DATASET RECORDS
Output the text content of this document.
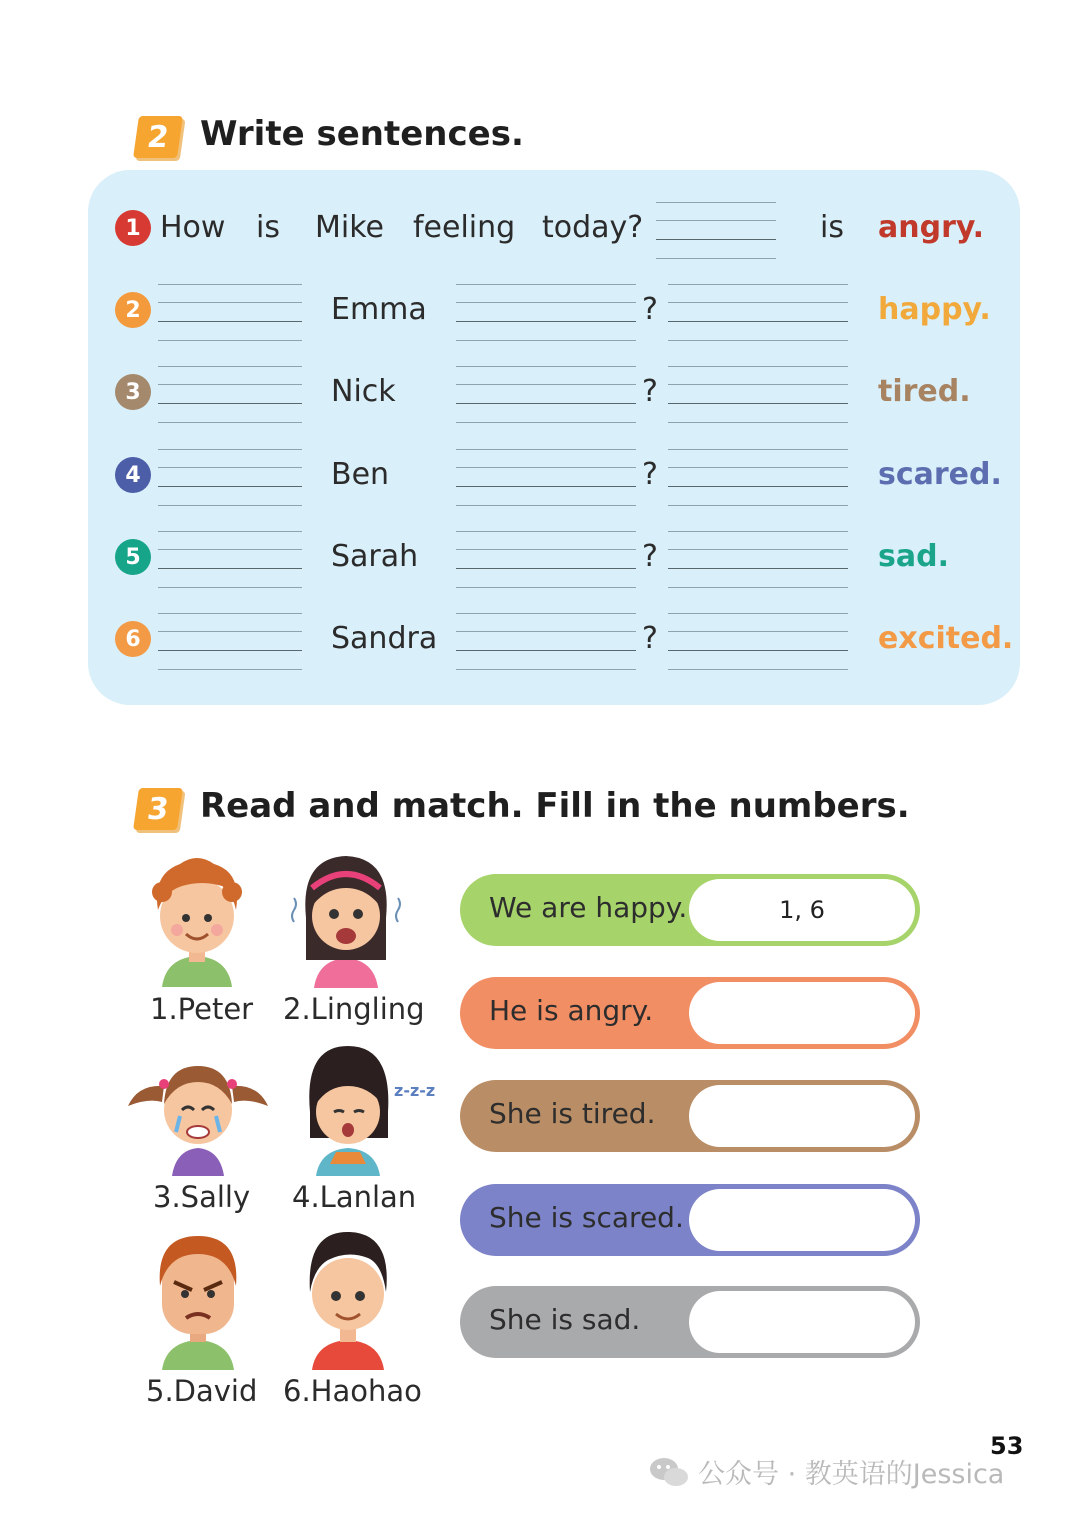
2 Write sentences.
1 How is Mike feeling today?	is angry.
2	Emma	?	happy.
3	Nick	?	tired.
4	Ben	?	scared.
5	Sarah	?	sad.
6	Sandra	?	excited.
3 Read and match. Fill in the numbers.
z-z-z
1.Peter 2.Lingling
3.Sally 4.Lanlan
5.David 6.Haohao
We are happy.	1, 6
He is angry.
She is tired.
She is scared.
She is sad.
53
公众号 · 教英语的Jessica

WHAT TO DO
Return each line of the data, keeping its wording exact and omitting pictures.

COMPLETE RESPONSE
Output the text content of this document.
2 Write sentences.
1 How is Mike feeling today?	is angry.
2	Emma	?	happy.
3	Nick	?	tired.
4	Ben	?	scared.
5	Sarah	?	sad.
6	Sandra	?	excited.
3 Read and match. Fill in the numbers.
z-z-z
1.Peter 2.Lingling
3.Sally 4.Lanlan
5.David 6.Haohao
We are happy.	1, 6
He is angry.
She is tired.
She is scared.
She is sad.
53
公众号 · 教英语的Jessica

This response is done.